■ Exercise details: Every line below must be reproduced exactly. Copy them all.

■ The data:

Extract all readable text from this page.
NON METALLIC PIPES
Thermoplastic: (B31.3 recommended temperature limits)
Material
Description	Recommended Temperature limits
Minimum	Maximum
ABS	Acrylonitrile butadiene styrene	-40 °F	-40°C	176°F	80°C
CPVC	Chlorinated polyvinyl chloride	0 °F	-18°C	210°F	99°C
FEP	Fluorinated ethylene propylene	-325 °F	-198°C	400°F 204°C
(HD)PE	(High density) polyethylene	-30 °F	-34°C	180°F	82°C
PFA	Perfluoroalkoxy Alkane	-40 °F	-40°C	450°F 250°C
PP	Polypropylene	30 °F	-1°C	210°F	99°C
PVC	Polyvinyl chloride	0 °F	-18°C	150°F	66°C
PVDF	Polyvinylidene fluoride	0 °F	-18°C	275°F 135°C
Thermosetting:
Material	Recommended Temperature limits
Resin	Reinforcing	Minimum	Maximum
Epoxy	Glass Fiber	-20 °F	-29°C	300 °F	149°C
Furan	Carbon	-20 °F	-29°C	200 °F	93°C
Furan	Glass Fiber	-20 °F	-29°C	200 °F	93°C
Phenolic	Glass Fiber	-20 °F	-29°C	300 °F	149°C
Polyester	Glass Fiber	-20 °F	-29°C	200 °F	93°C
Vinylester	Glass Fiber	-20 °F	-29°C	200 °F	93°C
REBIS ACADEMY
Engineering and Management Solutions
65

■ Answer to the exercise:
Extract all readable text from this page.
NON METALLIC PIPES
Thermoplastic: (B31.3 recommended temperature limits)
Material
Description	Recommended Temperature limits
Minimum	Maximum
ABS	Acrylonitrile butadiene styrene	-40 °F	-40°C	176°F	80°C
CPVC	Chlorinated polyvinyl chloride	0 °F	-18°C	210°F	99°C
FEP	Fluorinated ethylene propylene	-325 °F	-198°C	400°F 204°C
(HD)PE	(High density) polyethylene	-30 °F	-34°C	180°F	82°C
PFA	Perfluoroalkoxy Alkane	-40 °F	-40°C	450°F 250°C
PP	Polypropylene	30 °F	-1°C	210°F	99°C
PVC	Polyvinyl chloride	0 °F	-18°C	150°F	66°C
PVDF	Polyvinylidene fluoride	0 °F	-18°C	275°F 135°C
Thermosetting:
Material	Recommended Temperature limits
Resin	Reinforcing	Minimum	Maximum
Epoxy	Glass Fiber	-20 °F	-29°C	300 °F	149°C
Furan	Carbon	-20 °F	-29°C	200 °F	93°C
Furan	Glass Fiber	-20 °F	-29°C	200 °F	93°C
Phenolic	Glass Fiber	-20 °F	-29°C	300 °F	149°C
Polyester	Glass Fiber	-20 °F	-29°C	200 °F	93°C
Vinylester	Glass Fiber	-20 °F	-29°C	200 °F	93°C
REBIS ACADEMY
Engineering and Management Solutions
65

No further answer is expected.